● **Written problem**
Could you transcribe the material below exactly, without leaving out a single line?

+++

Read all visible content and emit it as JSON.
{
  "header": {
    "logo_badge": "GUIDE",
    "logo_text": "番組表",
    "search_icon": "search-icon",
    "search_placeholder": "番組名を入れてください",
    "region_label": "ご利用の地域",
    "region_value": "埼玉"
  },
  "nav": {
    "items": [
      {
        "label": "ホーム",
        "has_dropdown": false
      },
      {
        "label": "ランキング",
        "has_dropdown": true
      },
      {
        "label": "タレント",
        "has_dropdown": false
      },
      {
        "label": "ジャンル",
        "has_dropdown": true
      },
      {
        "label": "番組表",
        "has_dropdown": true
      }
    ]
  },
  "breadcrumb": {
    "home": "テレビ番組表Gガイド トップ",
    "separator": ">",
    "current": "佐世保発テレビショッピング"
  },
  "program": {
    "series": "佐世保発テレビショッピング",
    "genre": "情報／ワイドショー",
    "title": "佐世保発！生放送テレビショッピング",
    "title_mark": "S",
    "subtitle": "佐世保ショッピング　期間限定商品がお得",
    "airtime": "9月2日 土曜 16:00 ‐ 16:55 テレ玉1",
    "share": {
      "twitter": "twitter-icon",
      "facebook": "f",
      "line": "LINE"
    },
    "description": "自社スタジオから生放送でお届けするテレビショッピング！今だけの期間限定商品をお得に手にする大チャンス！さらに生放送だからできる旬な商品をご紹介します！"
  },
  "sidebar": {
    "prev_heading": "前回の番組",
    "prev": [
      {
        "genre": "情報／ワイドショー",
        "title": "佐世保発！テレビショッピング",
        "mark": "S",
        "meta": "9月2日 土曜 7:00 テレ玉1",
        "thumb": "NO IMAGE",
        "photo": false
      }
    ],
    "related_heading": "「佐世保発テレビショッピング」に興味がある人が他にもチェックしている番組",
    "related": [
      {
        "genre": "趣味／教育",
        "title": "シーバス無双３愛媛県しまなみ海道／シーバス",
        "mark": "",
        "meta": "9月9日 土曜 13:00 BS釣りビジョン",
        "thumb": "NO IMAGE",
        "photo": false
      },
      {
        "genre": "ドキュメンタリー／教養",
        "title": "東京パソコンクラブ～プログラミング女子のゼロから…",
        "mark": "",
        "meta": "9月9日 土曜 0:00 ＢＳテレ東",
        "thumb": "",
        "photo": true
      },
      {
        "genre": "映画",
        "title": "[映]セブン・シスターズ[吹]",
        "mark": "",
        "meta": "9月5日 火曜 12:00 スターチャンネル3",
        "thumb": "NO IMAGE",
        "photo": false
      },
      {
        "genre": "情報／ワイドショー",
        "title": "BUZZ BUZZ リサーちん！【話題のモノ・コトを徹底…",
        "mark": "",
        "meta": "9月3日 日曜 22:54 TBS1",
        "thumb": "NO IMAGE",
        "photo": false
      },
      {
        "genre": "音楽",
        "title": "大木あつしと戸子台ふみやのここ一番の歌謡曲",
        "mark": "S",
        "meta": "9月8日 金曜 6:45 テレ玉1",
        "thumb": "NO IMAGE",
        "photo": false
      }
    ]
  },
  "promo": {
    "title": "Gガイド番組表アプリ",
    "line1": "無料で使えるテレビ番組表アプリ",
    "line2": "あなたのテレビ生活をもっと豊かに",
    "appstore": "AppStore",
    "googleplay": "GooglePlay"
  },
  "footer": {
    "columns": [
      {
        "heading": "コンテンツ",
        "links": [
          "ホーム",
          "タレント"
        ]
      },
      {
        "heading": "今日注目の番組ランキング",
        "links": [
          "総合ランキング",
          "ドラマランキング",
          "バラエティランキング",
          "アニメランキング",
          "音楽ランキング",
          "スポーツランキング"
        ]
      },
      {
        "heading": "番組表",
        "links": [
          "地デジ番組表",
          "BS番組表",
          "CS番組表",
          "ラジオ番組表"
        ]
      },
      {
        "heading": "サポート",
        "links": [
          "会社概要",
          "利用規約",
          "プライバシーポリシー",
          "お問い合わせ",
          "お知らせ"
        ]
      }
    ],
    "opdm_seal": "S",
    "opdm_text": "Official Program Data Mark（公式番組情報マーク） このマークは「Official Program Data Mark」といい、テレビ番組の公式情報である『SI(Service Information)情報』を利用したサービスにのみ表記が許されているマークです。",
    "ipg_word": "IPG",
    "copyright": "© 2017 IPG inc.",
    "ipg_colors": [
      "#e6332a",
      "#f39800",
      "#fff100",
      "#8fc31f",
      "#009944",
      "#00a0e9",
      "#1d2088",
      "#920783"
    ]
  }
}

+++

● **Solution to the exercise**
Read all visible content and emit it as JSON.
{
  "header": {
    "logo_badge": "GUIDE",
    "logo_text": "番組表",
    "search_icon": "search-icon",
    "search_placeholder": "番組名を入れてください",
    "region_label": "ご利用の地域",
    "region_value": "埼玉"
  },
  "nav": {
    "items": [
      {
        "label": "ホーム",
        "has_dropdown": false
      },
      {
        "label": "ランキング",
        "has_dropdown": true
      },
      {
        "label": "タレント",
        "has_dropdown": false
      },
      {
        "label": "ジャンル",
        "has_dropdown": true
      },
      {
        "label": "番組表",
        "has_dropdown": true
      }
    ]
  },
  "breadcrumb": {
    "home": "テレビ番組表Gガイド トップ",
    "separator": ">",
    "current": "佐世保発テレビショッピング"
  },
  "program": {
    "series": "佐世保発テレビショッピング",
    "genre": "情報／ワイドショー",
    "title": "佐世保発！生放送テレビショッピング",
    "title_mark": "S",
    "subtitle": "佐世保ショッピング　期間限定商品がお得",
    "airtime": "9月2日 土曜 16:00 ‐ 16:55 テレ玉1",
    "share": {
      "twitter": "twitter-icon",
      "facebook": "f",
      "line": "LINE"
    },
    "description": "自社スタジオから生放送でお届けするテレビショッピング！今だけの期間限定商品をお得に手にする大チャンス！さらに生放送だからできる旬な商品をご紹介します！"
  },
  "sidebar": {
    "prev_heading": "前回の番組",
    "prev": [
      {
        "genre": "情報／ワイドショー",
        "title": "佐世保発！テレビショッピング",
        "mark": "S",
        "meta": "9月2日 土曜 7:00 テレ玉1",
        "thumb": "NO IMAGE",
        "photo": false
      }
    ],
    "related_heading": "「佐世保発テレビショッピング」に興味がある人が他にもチェックしている番組",
    "related": [
      {
        "genre": "趣味／教育",
        "title": "シーバス無双３愛媛県しまなみ海道／シーバス",
        "mark": "",
        "meta": "9月9日 土曜 13:00 BS釣りビジョン",
        "thumb": "NO IMAGE",
        "photo": false
      },
      {
        "genre": "ドキュメンタリー／教養",
        "title": "東京パソコンクラブ～プログラミング女子のゼロから…",
        "mark": "",
        "meta": "9月9日 土曜 0:00 ＢＳテレ東",
        "thumb": "",
        "photo": true
      },
      {
        "genre": "映画",
        "title": "[映]セブン・シスターズ[吹]",
        "mark": "",
        "meta": "9月5日 火曜 12:00 スターチャンネル3",
        "thumb": "NO IMAGE",
        "photo": false
      },
      {
        "genre": "情報／ワイドショー",
        "title": "BUZZ BUZZ リサーちん！【話題のモノ・コトを徹底…",
        "mark": "",
        "meta": "9月3日 日曜 22:54 TBS1",
        "thumb": "NO IMAGE",
        "photo": false
      },
      {
        "genre": "音楽",
        "title": "大木あつしと戸子台ふみやのここ一番の歌謡曲",
        "mark": "S",
        "meta": "9月8日 金曜 6:45 テレ玉1",
        "thumb": "NO IMAGE",
        "photo": false
      }
    ]
  },
  "promo": {
    "title": "Gガイド番組表アプリ",
    "line1": "無料で使えるテレビ番組表アプリ",
    "line2": "あなたのテレビ生活をもっと豊かに",
    "appstore": "AppStore",
    "googleplay": "GooglePlay"
  },
  "footer": {
    "columns": [
      {
        "heading": "コンテンツ",
        "links": [
          "ホーム",
          "タレント"
        ]
      },
      {
        "heading": "今日注目の番組ランキング",
        "links": [
          "総合ランキング",
          "ドラマランキング",
          "バラエティランキング",
          "アニメランキング",
          "音楽ランキング",
          "スポーツランキング"
        ]
      },
      {
        "heading": "番組表",
        "links": [
          "地デジ番組表",
          "BS番組表",
          "CS番組表",
          "ラジオ番組表"
        ]
      },
      {
        "heading": "サポート",
        "links": [
          "会社概要",
          "利用規約",
          "プライバシーポリシー",
          "お問い合わせ",
          "お知らせ"
        ]
      }
    ],
    "opdm_seal": "S",
    "opdm_text": "Official Program Data Mark（公式番組情報マーク） このマークは「Official Program Data Mark」といい、テレビ番組の公式情報である『SI(Service Information)情報』を利用したサービスにのみ表記が許されているマークです。",
    "ipg_word": "IPG",
    "copyright": "© 2017 IPG inc.",
    "ipg_colors": [
      "#e6332a",
      "#f39800",
      "#fff100",
      "#8fc31f",
      "#009944",
      "#00a0e9",
      "#1d2088",
      "#920783"
    ]
  }
}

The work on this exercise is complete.